# [BRIEF]
Gather each line in the entries that includes the string "Подтип".

** BEGIN GIVEN ENTRIES **

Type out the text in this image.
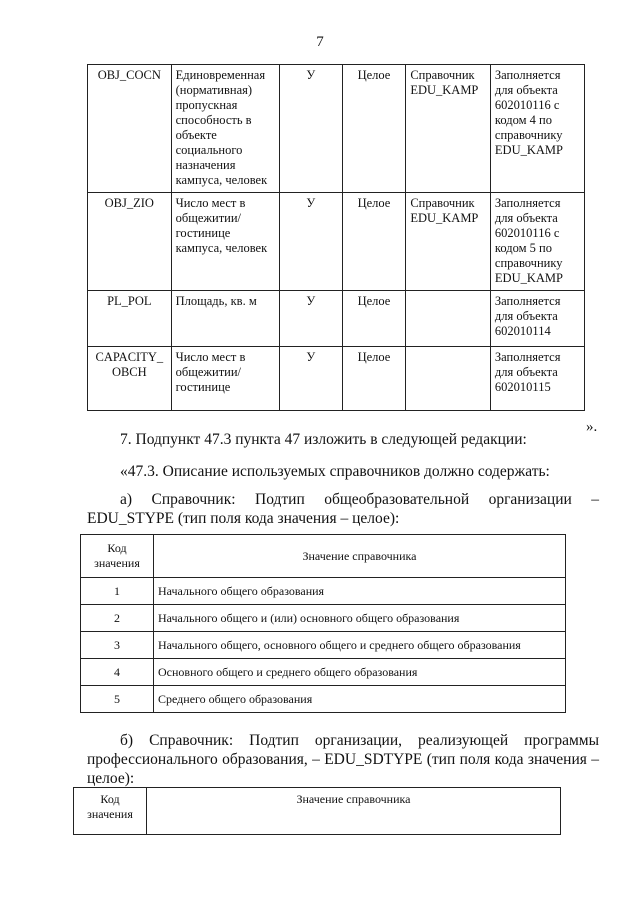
7
OBJ_COCN	Единовременная (нормативная) пропускная способность в объекте социального назначения кампуса, человек	У	Целое	Справочник EDU_KAMP	Заполняется для объекта 602010116 с кодом 4 по справочнику EDU_KAMP
OBJ_ZIO	Число мест в общежитии/ гостинице кампуса, человек	У	Целое	Справочник EDU_KAMP	Заполняется для объекта 602010116 с кодом 5 по справочнику EDU_KAMP
PL_POL	Площадь, кв. м	У	Целое		Заполняется для объекта 602010114
CAPACITY_ OBCH	Число мест в общежитии/ гостинице	У	Целое		Заполняется для объекта 602010115
».
7. Подпункт 47.3 пункта 47 изложить в следующей редакции:
«47.3. Описание используемых справочников должно содержать:
а) Справочник: Подтип общеобразовательной организации – EDU_STYPE (тип поля кода значения – целое):
Код значения	Значение справочника
1	Начального общего образования
2	Начального общего и (или) основного общего образования
3	Начального общего, основного общего и среднего общего образования
4	Основного общего и среднего общего образования
5	Среднего общего образования
б) Справочник: Подтип организации, реализующей программы профессионального образования, – EDU_SDTYPE (тип поля кода значения – целое):
Код значения	Значение справочника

** END GIVEN ENTRIES **

# [SOLUTION TO THIS PROBLEM]
а) Справочник: Подтип общеобразовательной организации – EDU_STYPE (тип поля кода значения – целое):
б) Справочник: Подтип организации, реализующей программы профессионального образования, – EDU_SDTYPE (тип поля кода значения – целое):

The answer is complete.